Quote every line as written. Omit pictures.

#### Provided entries

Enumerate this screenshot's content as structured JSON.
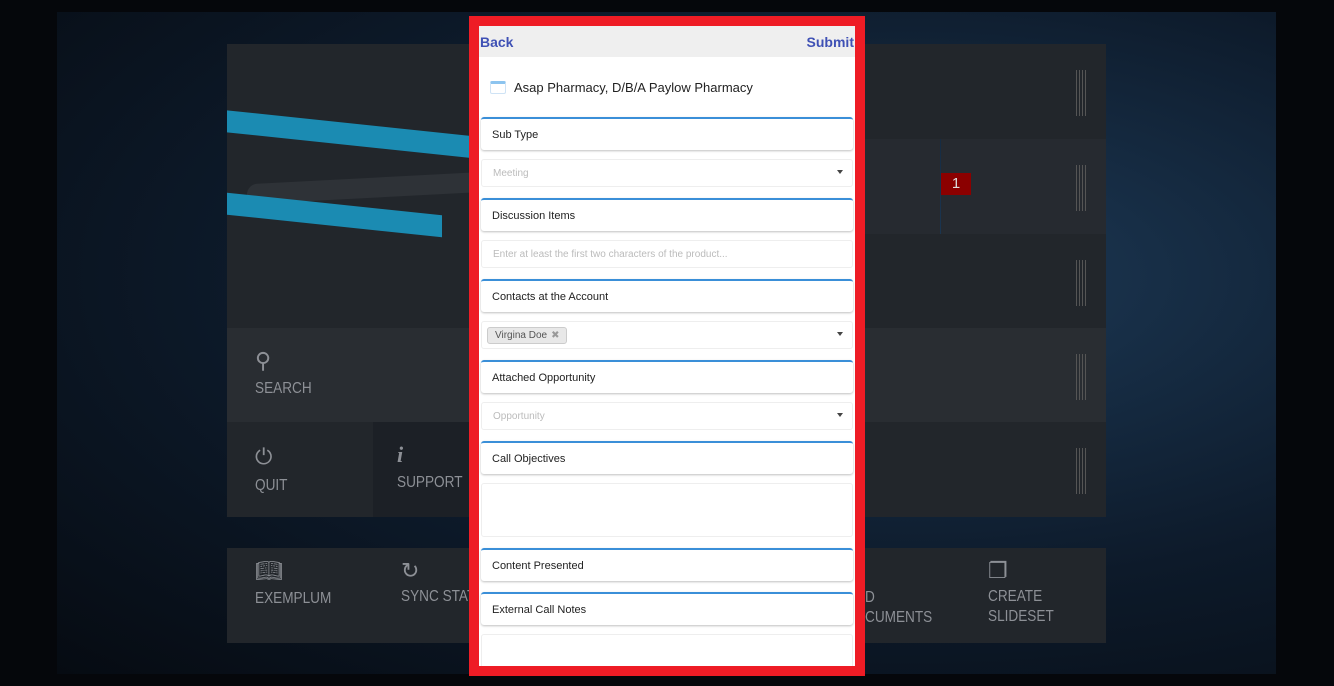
{
  "header": {
    "back_label": "Back",
    "submit_label": "Submit"
  },
  "account": {
    "name": "Asap Pharmacy, D/B/A Paylow Pharmacy",
    "icon": "document-icon"
  },
  "form": {
    "sub_type": {
      "label": "Sub Type",
      "placeholder": "Meeting"
    },
    "discussion_items": {
      "label": "Discussion Items",
      "placeholder": "Enter at least the first two characters of the product..."
    },
    "contacts": {
      "label": "Contacts at the Account",
      "selected": [
        "Virgina Doe"
      ],
      "remove_glyph": "✖"
    },
    "opportunity": {
      "label": "Attached Opportunity",
      "placeholder": "Opportunity"
    },
    "call_objectives": {
      "label": "Call Objectives",
      "value": ""
    },
    "content_presented": {
      "label": "Content Presented"
    },
    "external_call_notes": {
      "label": "External Call Notes"
    }
  },
  "background": {
    "tiles": {
      "search": "SEARCH",
      "quit": "QUIT",
      "support": "SUPPORT",
      "exemplum": "EXEMPLUM",
      "sync_status": "SYNC STATUS",
      "documents": "D\nCUMENTS",
      "create_slideset_1": "CREATE",
      "create_slideset_2": "SLIDESET"
    },
    "badge": "1"
  },
  "colors": {
    "frame": "#ee1c25",
    "accent": "#3f51b5",
    "section_border": "#3a8fd8",
    "badge": "#8b0000"
  }
}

########

# [Completed task]
Enumerate this screenshot's content as structured JSON.
{
  "header": {
    "back_label": "Back",
    "submit_label": "Submit"
  },
  "account": {
    "name": "Asap Pharmacy, D/B/A Paylow Pharmacy",
    "icon": "document-icon"
  },
  "form": {
    "sub_type": {
      "label": "Sub Type",
      "placeholder": "Meeting"
    },
    "discussion_items": {
      "label": "Discussion Items",
      "placeholder": "Enter at least the first two characters of the product..."
    },
    "contacts": {
      "label": "Contacts at the Account",
      "selected": [
        "Virgina Doe"
      ],
      "remove_glyph": "✖"
    },
    "opportunity": {
      "label": "Attached Opportunity",
      "placeholder": "Opportunity"
    },
    "call_objectives": {
      "label": "Call Objectives",
      "value": ""
    },
    "content_presented": {
      "label": "Content Presented"
    },
    "external_call_notes": {
      "label": "External Call Notes"
    }
  },
  "background": {
    "tiles": {
      "search": "SEARCH",
      "quit": "QUIT",
      "support": "SUPPORT",
      "exemplum": "EXEMPLUM",
      "sync_status": "SYNC STATUS",
      "documents": "D\nCUMENTS",
      "create_slideset_1": "CREATE",
      "create_slideset_2": "SLIDESET"
    },
    "badge": "1"
  },
  "colors": {
    "frame": "#ee1c25",
    "accent": "#3f51b5",
    "section_border": "#3a8fd8",
    "badge": "#8b0000"
  }
}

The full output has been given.